=== Short problem ===
Look through the data and write out every line with the word "JSON" in it.

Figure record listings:
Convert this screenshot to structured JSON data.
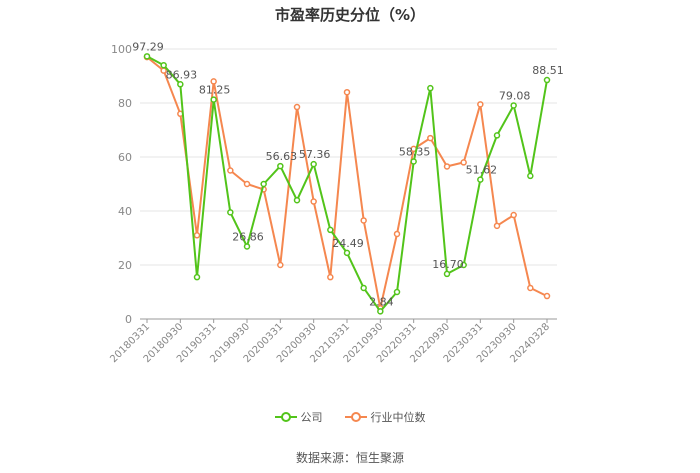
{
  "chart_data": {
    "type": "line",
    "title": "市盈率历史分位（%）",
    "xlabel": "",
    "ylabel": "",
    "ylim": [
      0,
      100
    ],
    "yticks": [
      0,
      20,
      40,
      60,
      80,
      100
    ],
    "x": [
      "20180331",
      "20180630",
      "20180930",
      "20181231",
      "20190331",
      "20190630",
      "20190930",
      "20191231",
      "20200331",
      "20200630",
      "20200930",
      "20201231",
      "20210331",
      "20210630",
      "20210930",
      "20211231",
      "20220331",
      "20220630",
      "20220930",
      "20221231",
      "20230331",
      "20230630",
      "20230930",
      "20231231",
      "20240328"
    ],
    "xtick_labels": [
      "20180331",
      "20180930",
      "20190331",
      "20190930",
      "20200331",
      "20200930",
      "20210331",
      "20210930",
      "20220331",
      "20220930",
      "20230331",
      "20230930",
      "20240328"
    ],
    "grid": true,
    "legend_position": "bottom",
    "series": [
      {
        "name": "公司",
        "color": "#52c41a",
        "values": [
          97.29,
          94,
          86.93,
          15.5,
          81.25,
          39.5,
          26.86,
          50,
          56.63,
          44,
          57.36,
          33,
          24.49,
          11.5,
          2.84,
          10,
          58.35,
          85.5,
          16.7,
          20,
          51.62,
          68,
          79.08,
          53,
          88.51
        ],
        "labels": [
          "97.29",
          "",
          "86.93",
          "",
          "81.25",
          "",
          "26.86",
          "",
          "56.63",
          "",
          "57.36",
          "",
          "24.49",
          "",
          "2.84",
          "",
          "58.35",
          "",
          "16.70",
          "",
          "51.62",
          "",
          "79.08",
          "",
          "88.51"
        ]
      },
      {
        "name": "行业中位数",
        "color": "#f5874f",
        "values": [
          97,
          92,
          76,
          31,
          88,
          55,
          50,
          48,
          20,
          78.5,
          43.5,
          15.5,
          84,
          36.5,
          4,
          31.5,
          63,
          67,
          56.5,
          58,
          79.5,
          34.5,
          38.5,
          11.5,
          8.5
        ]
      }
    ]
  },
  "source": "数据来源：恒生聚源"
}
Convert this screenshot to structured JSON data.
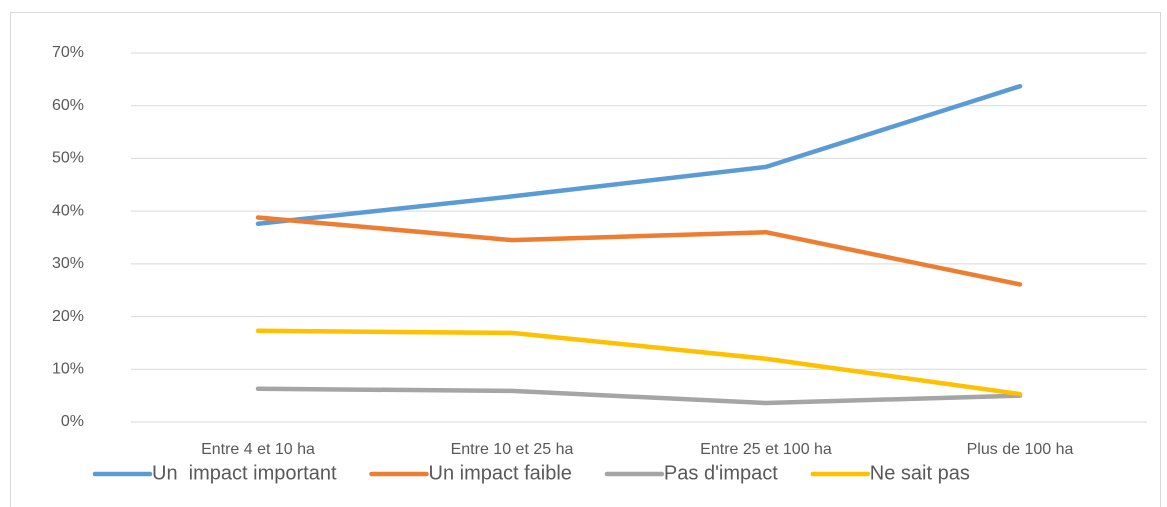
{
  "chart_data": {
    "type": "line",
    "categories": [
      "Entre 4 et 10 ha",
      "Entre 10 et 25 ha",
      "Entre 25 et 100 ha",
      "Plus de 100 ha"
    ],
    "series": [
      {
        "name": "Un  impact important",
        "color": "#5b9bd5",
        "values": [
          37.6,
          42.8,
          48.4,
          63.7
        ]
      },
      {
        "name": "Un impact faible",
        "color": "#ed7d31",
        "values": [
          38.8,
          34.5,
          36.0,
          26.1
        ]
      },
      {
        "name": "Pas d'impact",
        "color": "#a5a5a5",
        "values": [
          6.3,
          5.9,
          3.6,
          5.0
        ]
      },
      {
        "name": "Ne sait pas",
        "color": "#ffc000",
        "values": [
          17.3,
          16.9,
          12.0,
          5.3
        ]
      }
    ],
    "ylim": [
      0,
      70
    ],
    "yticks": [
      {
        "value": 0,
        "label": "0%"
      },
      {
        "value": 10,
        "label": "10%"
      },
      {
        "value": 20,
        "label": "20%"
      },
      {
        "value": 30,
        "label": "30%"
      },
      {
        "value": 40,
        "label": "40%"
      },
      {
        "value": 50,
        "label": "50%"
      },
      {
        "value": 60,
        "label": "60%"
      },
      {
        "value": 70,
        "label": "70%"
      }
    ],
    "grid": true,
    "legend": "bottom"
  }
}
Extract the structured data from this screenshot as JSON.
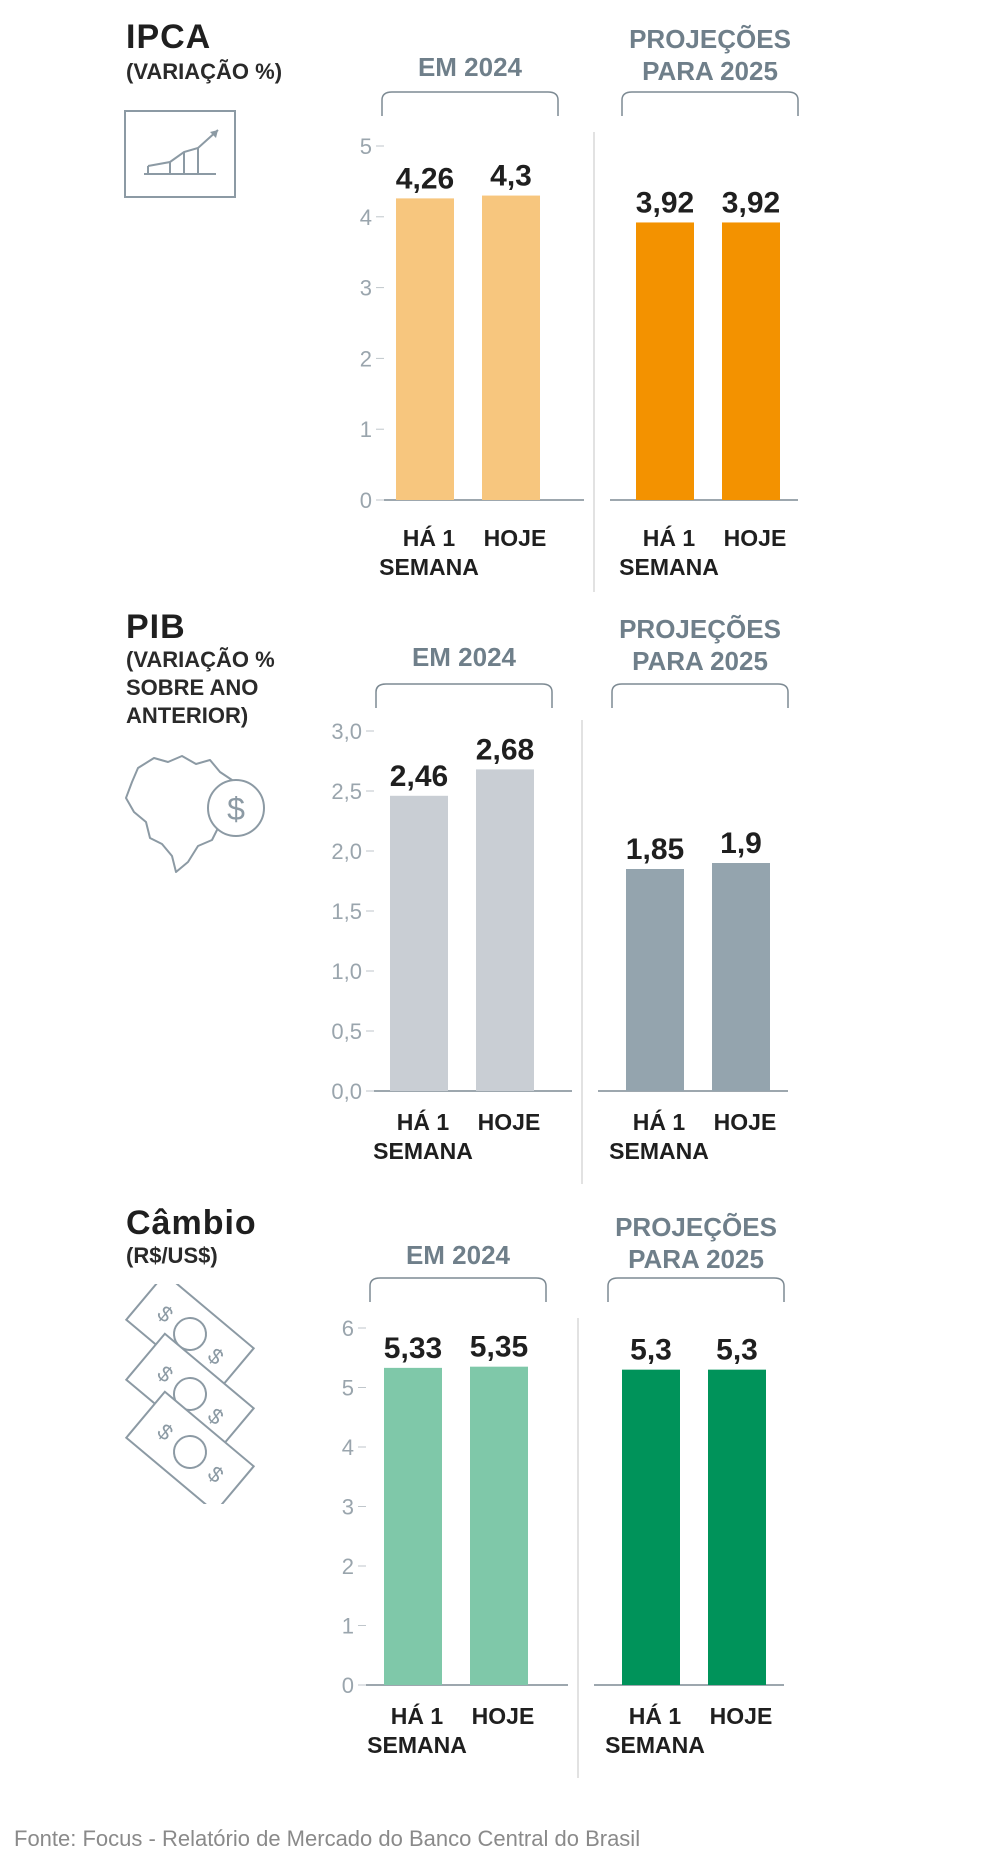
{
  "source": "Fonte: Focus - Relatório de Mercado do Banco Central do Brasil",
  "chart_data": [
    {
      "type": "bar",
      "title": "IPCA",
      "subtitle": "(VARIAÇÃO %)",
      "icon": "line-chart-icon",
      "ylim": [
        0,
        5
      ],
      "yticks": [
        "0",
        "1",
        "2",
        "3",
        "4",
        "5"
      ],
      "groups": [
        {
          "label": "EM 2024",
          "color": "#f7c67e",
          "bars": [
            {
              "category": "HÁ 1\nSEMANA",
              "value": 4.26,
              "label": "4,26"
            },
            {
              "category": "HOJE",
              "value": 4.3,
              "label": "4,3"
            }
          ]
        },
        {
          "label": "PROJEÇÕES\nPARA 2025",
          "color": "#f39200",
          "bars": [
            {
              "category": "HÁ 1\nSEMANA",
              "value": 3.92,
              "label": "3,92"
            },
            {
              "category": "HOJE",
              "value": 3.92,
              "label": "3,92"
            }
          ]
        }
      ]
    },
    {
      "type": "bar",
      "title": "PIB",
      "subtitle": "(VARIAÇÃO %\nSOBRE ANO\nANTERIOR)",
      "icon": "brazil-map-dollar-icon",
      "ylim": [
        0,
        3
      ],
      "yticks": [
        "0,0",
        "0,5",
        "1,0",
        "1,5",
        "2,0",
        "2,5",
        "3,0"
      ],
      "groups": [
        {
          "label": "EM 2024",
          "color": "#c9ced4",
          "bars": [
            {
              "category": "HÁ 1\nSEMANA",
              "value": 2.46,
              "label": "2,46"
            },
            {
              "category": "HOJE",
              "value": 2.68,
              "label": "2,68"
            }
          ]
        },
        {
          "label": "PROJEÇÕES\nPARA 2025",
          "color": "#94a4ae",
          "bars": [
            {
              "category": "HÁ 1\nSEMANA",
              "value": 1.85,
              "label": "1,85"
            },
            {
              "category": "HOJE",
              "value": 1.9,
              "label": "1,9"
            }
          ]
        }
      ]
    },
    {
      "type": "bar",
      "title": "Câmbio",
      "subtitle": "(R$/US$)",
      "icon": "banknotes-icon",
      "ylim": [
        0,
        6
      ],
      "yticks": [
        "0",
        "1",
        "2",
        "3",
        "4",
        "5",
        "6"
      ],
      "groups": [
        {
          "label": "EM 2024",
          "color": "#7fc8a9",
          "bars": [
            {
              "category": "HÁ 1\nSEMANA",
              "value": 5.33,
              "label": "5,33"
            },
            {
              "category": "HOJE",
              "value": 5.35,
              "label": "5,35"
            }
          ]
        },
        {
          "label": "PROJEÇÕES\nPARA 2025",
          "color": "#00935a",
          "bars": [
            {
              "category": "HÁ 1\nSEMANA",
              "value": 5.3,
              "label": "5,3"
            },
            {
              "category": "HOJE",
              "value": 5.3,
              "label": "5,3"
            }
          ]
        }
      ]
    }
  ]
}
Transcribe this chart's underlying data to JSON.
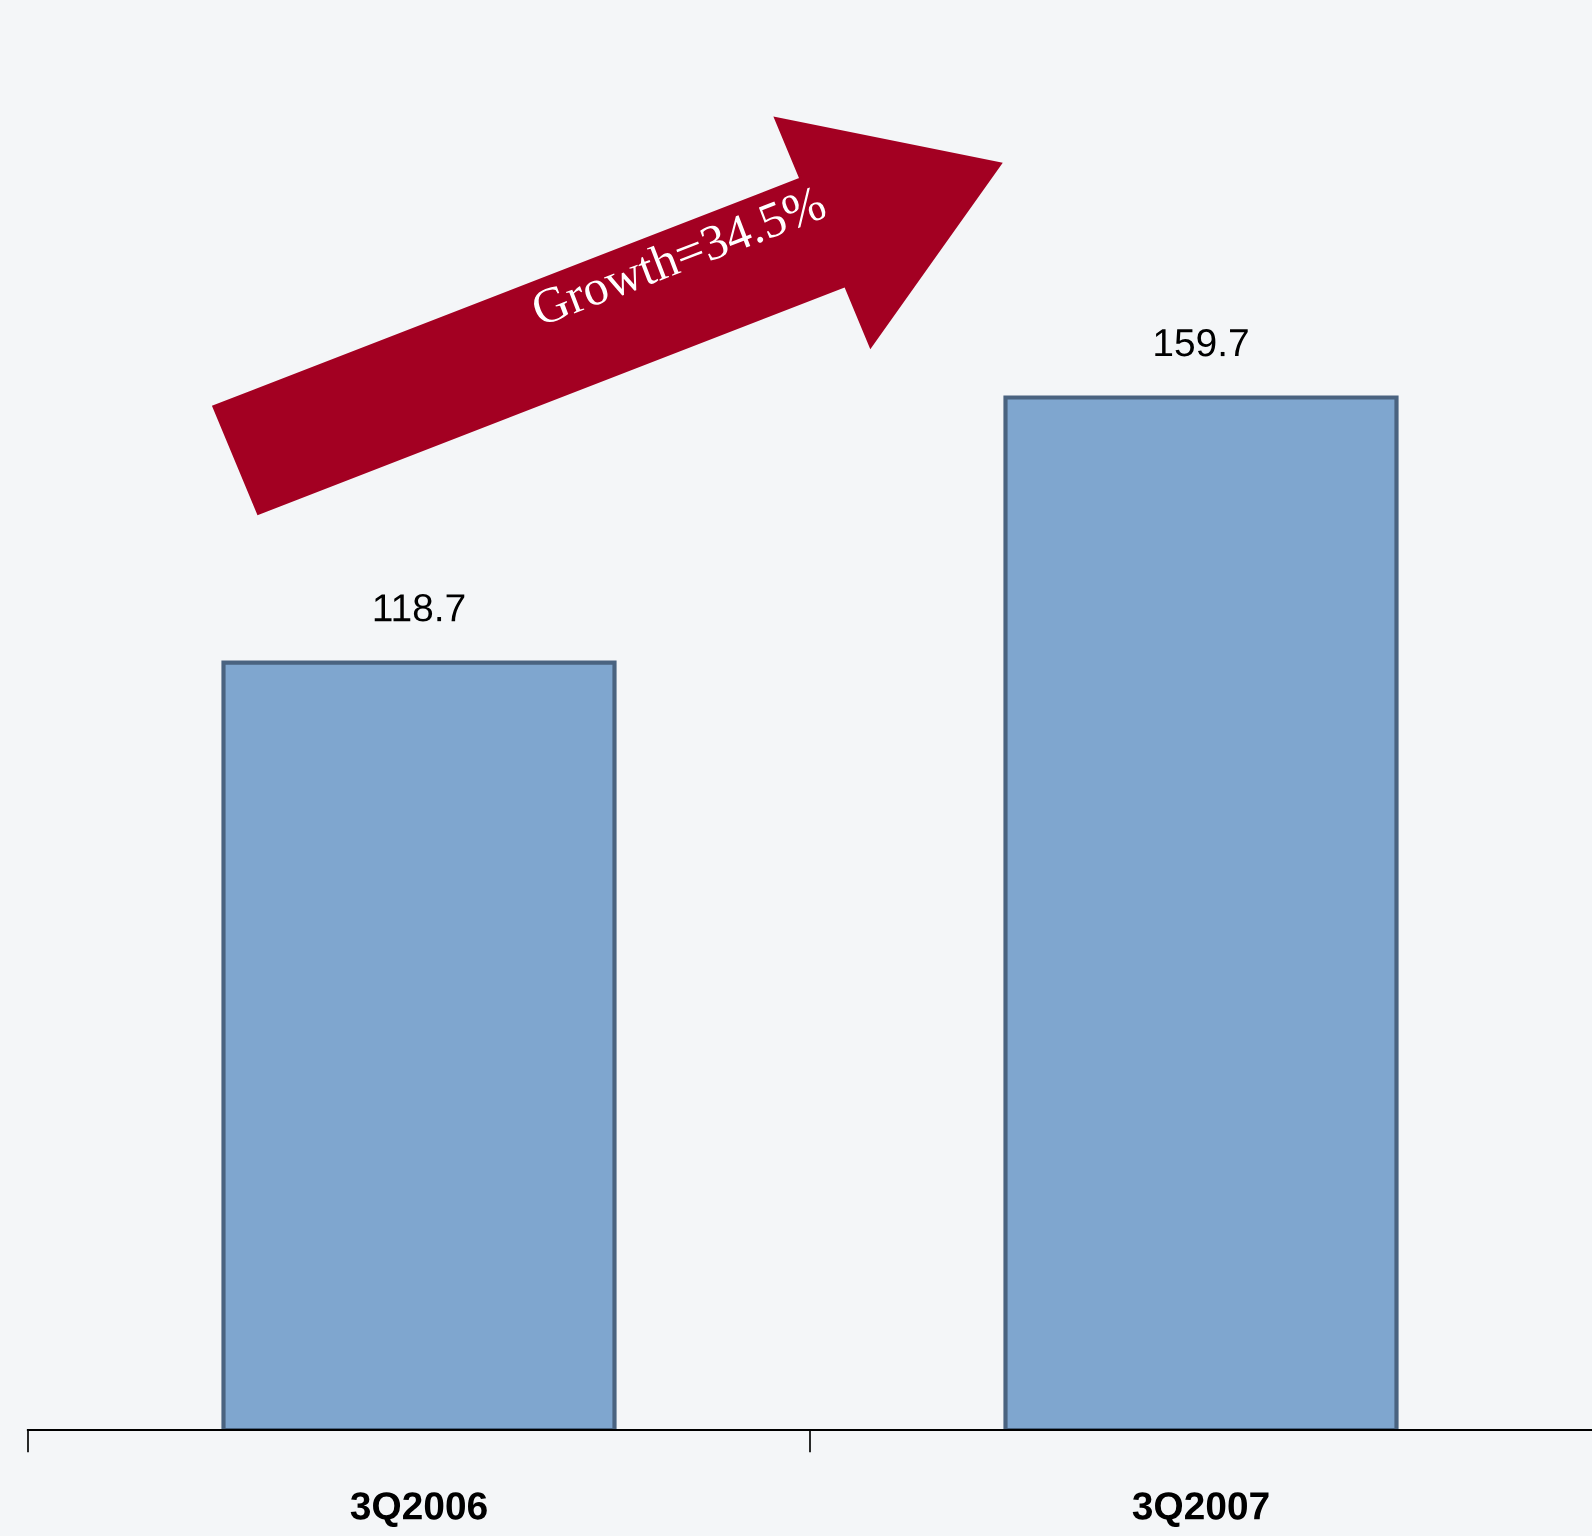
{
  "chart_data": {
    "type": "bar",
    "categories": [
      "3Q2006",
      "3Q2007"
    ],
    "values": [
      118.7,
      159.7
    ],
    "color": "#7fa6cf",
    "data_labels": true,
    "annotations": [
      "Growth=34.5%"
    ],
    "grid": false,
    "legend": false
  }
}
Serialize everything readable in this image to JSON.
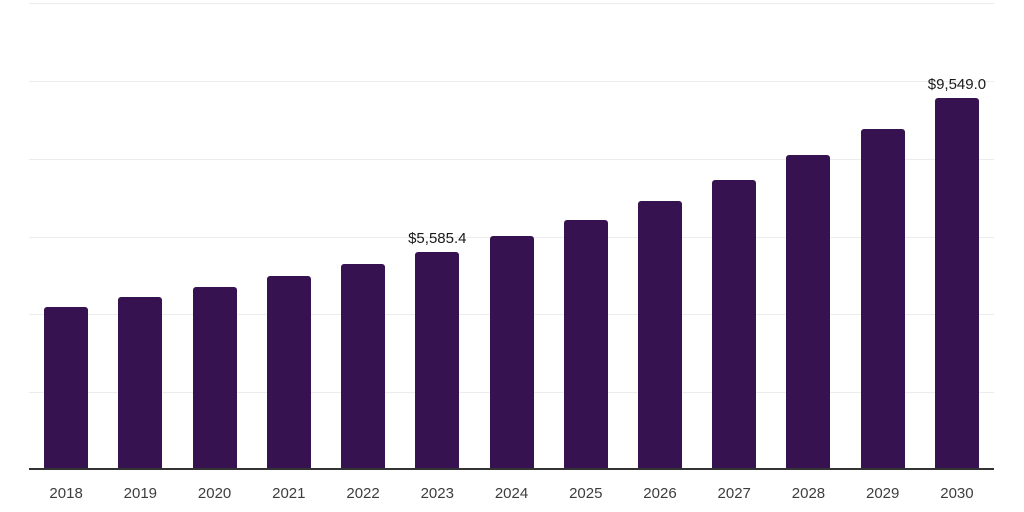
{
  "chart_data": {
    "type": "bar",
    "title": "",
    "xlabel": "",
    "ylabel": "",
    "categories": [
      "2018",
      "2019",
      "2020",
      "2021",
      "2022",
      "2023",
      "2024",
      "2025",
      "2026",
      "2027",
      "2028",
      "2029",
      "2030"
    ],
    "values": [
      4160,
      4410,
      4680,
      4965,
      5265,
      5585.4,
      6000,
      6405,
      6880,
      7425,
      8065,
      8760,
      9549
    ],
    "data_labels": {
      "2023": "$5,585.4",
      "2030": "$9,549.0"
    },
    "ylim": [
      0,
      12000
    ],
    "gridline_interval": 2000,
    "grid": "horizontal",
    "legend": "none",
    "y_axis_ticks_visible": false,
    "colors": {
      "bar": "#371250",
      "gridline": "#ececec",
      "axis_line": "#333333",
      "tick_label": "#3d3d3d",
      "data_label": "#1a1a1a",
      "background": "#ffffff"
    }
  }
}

=== Finished exercise ===
Convert this screenshot to structured JSON data.
Convert this screenshot to structured JSON data.
Extract the structured data from this screenshot as JSON.
Transcribe this chart's underlying data to JSON.
Serialize everything readable in this image to JSON.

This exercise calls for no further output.